--- start of Data listing ---

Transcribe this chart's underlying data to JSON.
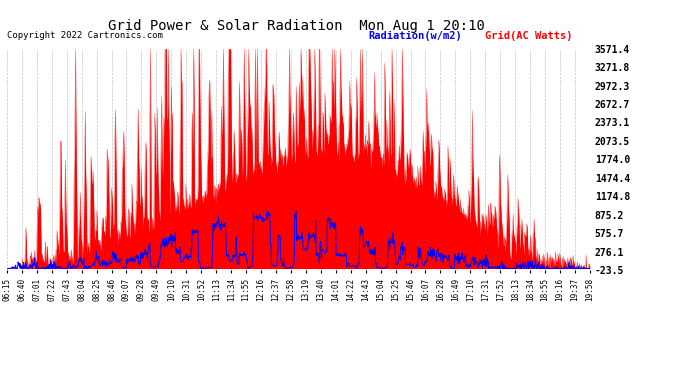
{
  "title": "Grid Power & Solar Radiation  Mon Aug 1 20:10",
  "copyright": "Copyright 2022 Cartronics.com",
  "legend_blue": "Radiation(w/m2)",
  "legend_red": "Grid(AC Watts)",
  "yticks": [
    3571.4,
    3271.8,
    2972.3,
    2672.7,
    2373.1,
    2073.5,
    1774.0,
    1474.4,
    1174.8,
    875.2,
    575.7,
    276.1,
    -23.5
  ],
  "ymin": -23.5,
  "ymax": 3571.4,
  "xtick_labels": [
    "06:15",
    "06:40",
    "07:01",
    "07:22",
    "07:43",
    "08:04",
    "08:25",
    "08:46",
    "09:07",
    "09:28",
    "09:49",
    "10:10",
    "10:31",
    "10:52",
    "11:13",
    "11:34",
    "11:55",
    "12:16",
    "12:37",
    "12:58",
    "13:19",
    "13:40",
    "14:01",
    "14:22",
    "14:43",
    "15:04",
    "15:25",
    "15:46",
    "16:07",
    "16:28",
    "16:49",
    "17:10",
    "17:31",
    "17:52",
    "18:13",
    "18:34",
    "18:55",
    "19:16",
    "19:37",
    "19:58"
  ],
  "background_color": "#ffffff",
  "grid_color": "#bbbbbb",
  "red_color": "#ff0000",
  "blue_color": "#0000ff",
  "title_color": "#000000",
  "copyright_color": "#000000"
}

--- end of Data listing ---

→ **Task statement**: Images should not appear in the copy; retype the listing above exactly.

→ **Solution for this problem**:
Transcribe this chart's underlying data to JSON.
{
  "title": "Grid Power & Solar Radiation  Mon Aug 1 20:10",
  "copyright": "Copyright 2022 Cartronics.com",
  "legend_blue": "Radiation(w/m2)",
  "legend_red": "Grid(AC Watts)",
  "yticks": [
    3571.4,
    3271.8,
    2972.3,
    2672.7,
    2373.1,
    2073.5,
    1774.0,
    1474.4,
    1174.8,
    875.2,
    575.7,
    276.1,
    -23.5
  ],
  "ymin": -23.5,
  "ymax": 3571.4,
  "xtick_labels": [
    "06:15",
    "06:40",
    "07:01",
    "07:22",
    "07:43",
    "08:04",
    "08:25",
    "08:46",
    "09:07",
    "09:28",
    "09:49",
    "10:10",
    "10:31",
    "10:52",
    "11:13",
    "11:34",
    "11:55",
    "12:16",
    "12:37",
    "12:58",
    "13:19",
    "13:40",
    "14:01",
    "14:22",
    "14:43",
    "15:04",
    "15:25",
    "15:46",
    "16:07",
    "16:28",
    "16:49",
    "17:10",
    "17:31",
    "17:52",
    "18:13",
    "18:34",
    "18:55",
    "19:16",
    "19:37",
    "19:58"
  ],
  "background_color": "#ffffff",
  "grid_color": "#bbbbbb",
  "red_color": "#ff0000",
  "blue_color": "#0000ff",
  "title_color": "#000000",
  "copyright_color": "#000000"
}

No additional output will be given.